● **Task statement**
Copy out each line that has "Juli" in it.

● **Data supplied**
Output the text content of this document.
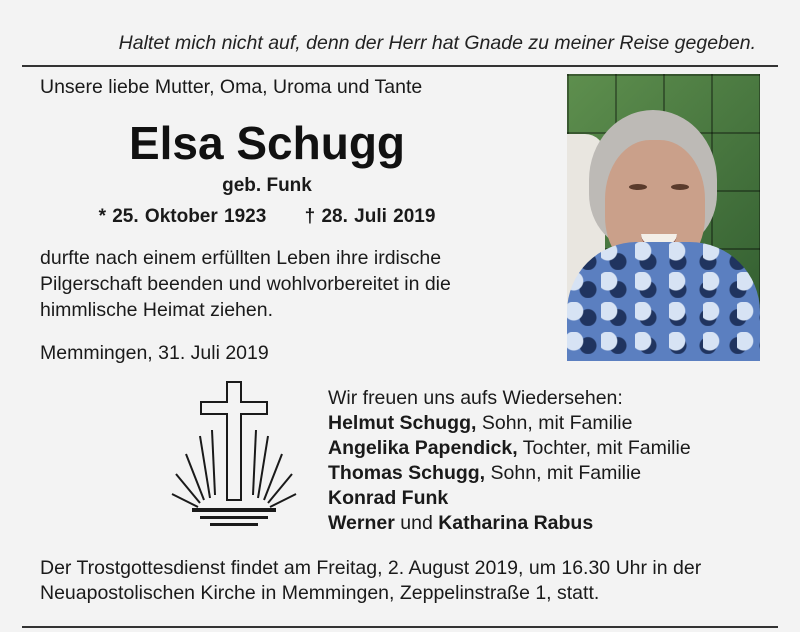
Haltet mich nicht auf, denn der Herr hat Gnade zu meiner Reise gegeben.
Unsere liebe Mutter, Oma, Uroma und Tante
Elsa Schugg
geb. Funk
* 25. Oktober 1923 † 28. Juli 2019
durfte nach einem erfüllten Leben ihre irdische
Pilgerschaft beenden und wohlvorbereitet in die
himmlische Heimat ziehen.
Memmingen, 31. Juli 2019
Wir freuen uns aufs Wiedersehen:
Helmut Schugg, Sohn, mit Familie
Angelika Papendick, Tochter, mit Familie
Thomas Schugg, Sohn, mit Familie
Konrad Funk
Werner und Katharina Rabus
Der Trostgottesdienst findet am Freitag, 2. August 2019, um 16.30 Uhr in der
Neuapostolischen Kirche in Memmingen, Zeppelinstraße 1, statt.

● **Solution below**
* 25. Oktober 1923 † 28. Juli 2019
Memmingen, 31. Juli 2019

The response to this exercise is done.